BEGIN Given data
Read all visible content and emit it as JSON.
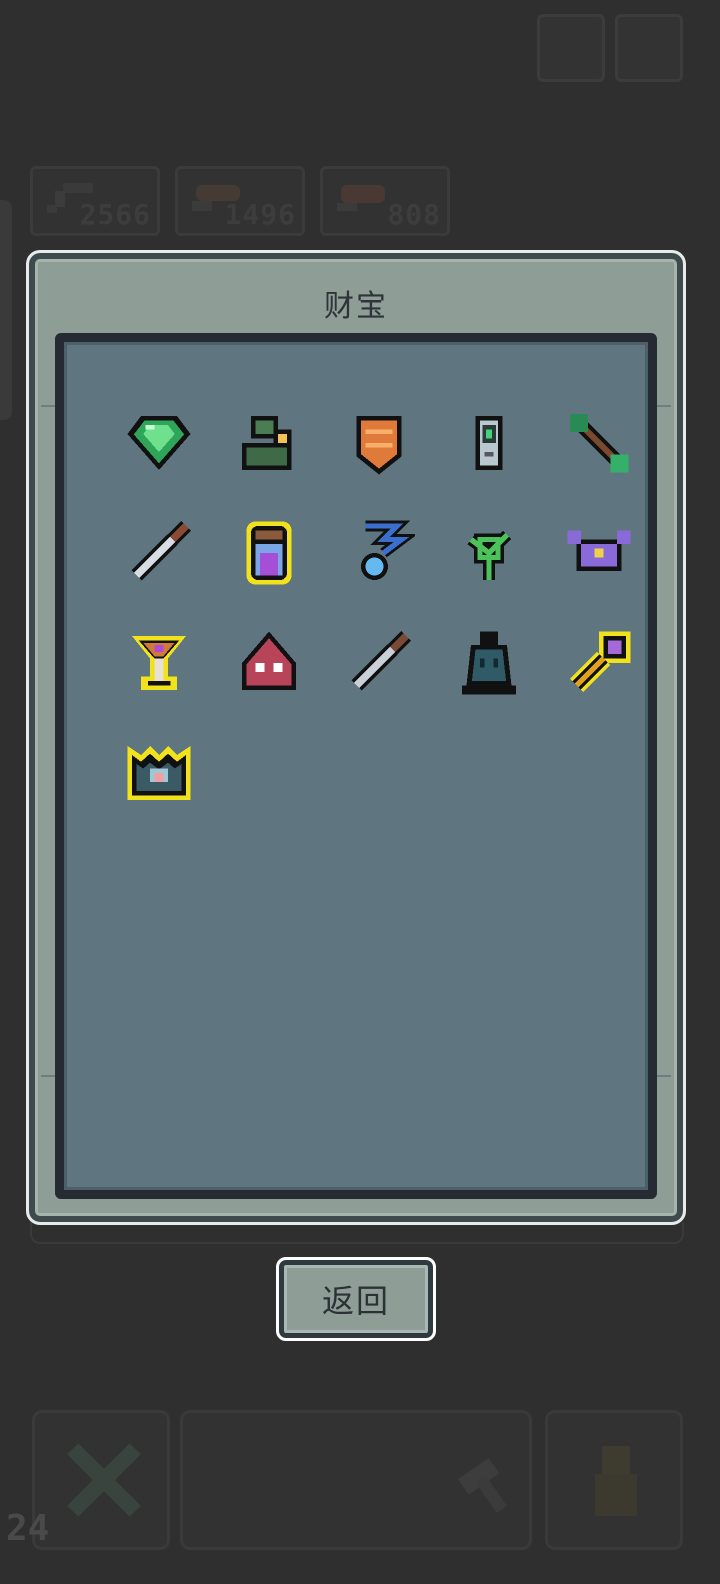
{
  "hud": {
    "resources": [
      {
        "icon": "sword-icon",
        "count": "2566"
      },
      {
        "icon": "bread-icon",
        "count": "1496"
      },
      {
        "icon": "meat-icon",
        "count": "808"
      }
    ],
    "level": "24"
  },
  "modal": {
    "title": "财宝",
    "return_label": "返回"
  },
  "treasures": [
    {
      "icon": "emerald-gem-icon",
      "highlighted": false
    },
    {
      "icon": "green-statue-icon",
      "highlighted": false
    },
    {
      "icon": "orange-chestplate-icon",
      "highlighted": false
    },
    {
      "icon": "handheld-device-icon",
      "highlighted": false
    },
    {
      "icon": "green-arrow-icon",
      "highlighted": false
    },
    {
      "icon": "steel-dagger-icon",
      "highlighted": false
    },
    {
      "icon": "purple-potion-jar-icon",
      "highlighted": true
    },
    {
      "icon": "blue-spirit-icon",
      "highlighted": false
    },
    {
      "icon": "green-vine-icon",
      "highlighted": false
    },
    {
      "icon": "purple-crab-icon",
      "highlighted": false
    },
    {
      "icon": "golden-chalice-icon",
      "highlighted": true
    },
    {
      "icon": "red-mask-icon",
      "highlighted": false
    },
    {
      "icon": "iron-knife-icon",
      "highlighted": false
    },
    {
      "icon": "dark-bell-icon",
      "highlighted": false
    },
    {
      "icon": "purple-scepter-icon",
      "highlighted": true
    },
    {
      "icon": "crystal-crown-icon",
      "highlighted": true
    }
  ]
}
END Given data
— Stated task —
Except for the pictures, reproduce every line exactly.

— Output of the task —
Read all visible content and emit it as JSON.
{
  "hud": {
    "resources": [
      {
        "icon": "sword-icon",
        "count": "2566"
      },
      {
        "icon": "bread-icon",
        "count": "1496"
      },
      {
        "icon": "meat-icon",
        "count": "808"
      }
    ],
    "level": "24"
  },
  "modal": {
    "title": "财宝",
    "return_label": "返回"
  },
  "treasures": [
    {
      "icon": "emerald-gem-icon",
      "highlighted": false
    },
    {
      "icon": "green-statue-icon",
      "highlighted": false
    },
    {
      "icon": "orange-chestplate-icon",
      "highlighted": false
    },
    {
      "icon": "handheld-device-icon",
      "highlighted": false
    },
    {
      "icon": "green-arrow-icon",
      "highlighted": false
    },
    {
      "icon": "steel-dagger-icon",
      "highlighted": false
    },
    {
      "icon": "purple-potion-jar-icon",
      "highlighted": true
    },
    {
      "icon": "blue-spirit-icon",
      "highlighted": false
    },
    {
      "icon": "green-vine-icon",
      "highlighted": false
    },
    {
      "icon": "purple-crab-icon",
      "highlighted": false
    },
    {
      "icon": "golden-chalice-icon",
      "highlighted": true
    },
    {
      "icon": "red-mask-icon",
      "highlighted": false
    },
    {
      "icon": "iron-knife-icon",
      "highlighted": false
    },
    {
      "icon": "dark-bell-icon",
      "highlighted": false
    },
    {
      "icon": "purple-scepter-icon",
      "highlighted": true
    },
    {
      "icon": "crystal-crown-icon",
      "highlighted": true
    }
  ]
}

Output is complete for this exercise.